Collect all lines below with the string "background".

*** TASK DATA ***

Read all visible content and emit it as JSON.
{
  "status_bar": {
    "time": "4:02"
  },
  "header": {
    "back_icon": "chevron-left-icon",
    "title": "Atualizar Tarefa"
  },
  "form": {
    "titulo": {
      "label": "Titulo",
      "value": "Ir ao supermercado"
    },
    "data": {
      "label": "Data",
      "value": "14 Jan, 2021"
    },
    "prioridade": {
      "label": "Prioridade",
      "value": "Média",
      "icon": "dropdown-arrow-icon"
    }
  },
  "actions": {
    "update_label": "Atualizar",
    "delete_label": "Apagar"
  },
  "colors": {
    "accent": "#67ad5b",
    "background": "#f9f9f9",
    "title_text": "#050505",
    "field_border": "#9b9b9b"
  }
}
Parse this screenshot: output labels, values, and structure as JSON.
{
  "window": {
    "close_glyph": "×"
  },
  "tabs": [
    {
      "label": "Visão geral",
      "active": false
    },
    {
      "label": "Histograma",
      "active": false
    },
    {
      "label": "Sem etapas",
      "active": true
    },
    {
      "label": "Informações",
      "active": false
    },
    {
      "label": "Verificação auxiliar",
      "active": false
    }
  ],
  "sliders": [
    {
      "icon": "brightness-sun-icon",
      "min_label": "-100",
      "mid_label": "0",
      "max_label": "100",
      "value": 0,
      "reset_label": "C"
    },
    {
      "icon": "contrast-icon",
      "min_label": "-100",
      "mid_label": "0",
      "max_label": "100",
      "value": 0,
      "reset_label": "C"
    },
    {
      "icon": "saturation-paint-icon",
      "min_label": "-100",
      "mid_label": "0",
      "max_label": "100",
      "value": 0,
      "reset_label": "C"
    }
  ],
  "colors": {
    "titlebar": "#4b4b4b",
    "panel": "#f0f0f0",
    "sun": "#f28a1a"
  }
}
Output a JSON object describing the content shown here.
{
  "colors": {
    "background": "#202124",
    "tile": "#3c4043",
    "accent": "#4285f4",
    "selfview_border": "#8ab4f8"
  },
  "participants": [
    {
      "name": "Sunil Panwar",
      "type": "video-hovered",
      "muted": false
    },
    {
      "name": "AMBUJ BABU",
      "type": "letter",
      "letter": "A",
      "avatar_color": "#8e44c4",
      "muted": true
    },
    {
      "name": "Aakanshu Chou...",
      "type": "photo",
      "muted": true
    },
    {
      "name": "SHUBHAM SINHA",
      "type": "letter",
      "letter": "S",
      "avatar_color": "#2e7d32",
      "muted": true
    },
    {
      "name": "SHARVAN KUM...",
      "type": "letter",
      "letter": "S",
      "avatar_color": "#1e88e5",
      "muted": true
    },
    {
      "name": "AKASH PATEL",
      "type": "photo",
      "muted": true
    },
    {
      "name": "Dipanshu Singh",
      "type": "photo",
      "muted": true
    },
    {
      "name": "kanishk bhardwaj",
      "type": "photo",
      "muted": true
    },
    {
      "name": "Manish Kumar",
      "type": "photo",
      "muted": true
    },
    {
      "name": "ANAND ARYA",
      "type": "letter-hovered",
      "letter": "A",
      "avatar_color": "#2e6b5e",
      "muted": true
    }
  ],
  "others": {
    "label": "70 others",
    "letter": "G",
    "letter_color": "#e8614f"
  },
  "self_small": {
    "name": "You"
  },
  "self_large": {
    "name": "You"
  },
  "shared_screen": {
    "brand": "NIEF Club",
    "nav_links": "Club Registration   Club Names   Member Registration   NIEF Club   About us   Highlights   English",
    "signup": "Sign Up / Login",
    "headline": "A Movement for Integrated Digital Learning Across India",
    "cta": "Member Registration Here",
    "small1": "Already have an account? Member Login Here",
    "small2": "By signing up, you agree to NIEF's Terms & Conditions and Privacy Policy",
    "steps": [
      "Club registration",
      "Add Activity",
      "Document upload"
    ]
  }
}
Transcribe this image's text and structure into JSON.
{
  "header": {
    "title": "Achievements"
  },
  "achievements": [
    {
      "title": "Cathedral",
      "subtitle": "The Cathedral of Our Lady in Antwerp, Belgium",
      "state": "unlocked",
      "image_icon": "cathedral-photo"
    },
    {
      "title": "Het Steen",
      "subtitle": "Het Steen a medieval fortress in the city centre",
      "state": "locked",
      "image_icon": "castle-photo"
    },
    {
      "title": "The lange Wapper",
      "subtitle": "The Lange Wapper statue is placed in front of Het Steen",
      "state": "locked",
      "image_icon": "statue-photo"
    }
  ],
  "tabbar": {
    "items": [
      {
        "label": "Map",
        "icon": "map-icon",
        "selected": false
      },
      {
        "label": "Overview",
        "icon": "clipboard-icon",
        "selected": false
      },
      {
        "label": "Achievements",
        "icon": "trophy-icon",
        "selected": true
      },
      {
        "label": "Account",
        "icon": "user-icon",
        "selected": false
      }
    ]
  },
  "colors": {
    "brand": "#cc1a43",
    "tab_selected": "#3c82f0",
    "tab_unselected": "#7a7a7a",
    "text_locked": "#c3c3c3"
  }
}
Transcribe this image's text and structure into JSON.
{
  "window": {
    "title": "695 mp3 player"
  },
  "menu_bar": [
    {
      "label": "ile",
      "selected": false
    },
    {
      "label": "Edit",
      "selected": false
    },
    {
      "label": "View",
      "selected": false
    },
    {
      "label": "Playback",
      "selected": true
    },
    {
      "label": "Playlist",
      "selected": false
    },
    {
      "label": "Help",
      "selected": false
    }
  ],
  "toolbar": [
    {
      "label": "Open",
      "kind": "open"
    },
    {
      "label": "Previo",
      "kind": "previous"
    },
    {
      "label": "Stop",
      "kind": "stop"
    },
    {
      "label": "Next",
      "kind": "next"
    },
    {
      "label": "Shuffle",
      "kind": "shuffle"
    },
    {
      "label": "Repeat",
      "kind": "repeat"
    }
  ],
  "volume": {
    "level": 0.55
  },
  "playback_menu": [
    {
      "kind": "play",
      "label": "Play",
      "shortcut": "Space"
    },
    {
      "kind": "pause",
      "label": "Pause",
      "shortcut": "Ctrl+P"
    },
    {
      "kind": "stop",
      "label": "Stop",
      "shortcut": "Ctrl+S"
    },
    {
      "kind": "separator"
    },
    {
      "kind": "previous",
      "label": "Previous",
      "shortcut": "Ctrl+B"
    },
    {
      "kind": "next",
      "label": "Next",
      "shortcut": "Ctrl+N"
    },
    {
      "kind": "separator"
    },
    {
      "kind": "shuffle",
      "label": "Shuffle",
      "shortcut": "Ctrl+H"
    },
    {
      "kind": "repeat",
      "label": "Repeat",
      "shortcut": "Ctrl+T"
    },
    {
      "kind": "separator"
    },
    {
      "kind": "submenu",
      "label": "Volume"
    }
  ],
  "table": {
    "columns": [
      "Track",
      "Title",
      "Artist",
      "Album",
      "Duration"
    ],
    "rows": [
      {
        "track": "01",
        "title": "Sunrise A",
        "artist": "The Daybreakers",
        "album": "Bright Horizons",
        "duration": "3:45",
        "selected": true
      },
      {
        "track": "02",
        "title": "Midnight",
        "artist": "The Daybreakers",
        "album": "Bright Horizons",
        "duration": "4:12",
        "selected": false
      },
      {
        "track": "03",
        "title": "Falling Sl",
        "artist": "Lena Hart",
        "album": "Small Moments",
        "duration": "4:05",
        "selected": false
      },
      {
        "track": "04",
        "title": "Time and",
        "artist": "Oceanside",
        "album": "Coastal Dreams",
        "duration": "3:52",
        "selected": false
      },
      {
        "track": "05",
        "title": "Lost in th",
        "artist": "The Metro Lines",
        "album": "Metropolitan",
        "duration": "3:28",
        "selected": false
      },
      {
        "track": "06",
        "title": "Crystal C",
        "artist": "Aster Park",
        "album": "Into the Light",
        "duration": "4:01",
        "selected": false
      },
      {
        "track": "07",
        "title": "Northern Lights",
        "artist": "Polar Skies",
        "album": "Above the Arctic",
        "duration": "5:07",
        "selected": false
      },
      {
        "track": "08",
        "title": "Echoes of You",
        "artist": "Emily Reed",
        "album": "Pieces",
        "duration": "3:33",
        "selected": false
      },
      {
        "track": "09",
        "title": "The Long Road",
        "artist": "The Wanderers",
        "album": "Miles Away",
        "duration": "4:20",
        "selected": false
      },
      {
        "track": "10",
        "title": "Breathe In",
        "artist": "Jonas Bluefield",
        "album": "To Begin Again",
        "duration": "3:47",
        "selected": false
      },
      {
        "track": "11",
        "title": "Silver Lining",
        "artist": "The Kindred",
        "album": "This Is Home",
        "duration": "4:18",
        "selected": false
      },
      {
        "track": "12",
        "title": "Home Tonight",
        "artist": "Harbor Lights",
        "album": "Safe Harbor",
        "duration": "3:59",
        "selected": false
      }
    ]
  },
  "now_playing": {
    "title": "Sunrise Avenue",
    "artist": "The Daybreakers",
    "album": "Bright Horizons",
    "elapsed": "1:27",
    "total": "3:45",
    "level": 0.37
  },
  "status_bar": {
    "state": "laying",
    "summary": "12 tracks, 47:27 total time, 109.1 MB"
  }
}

***

> [EXPECTED ANSWER]:
    "background": "#f9f9f9",
    "background": "#202124",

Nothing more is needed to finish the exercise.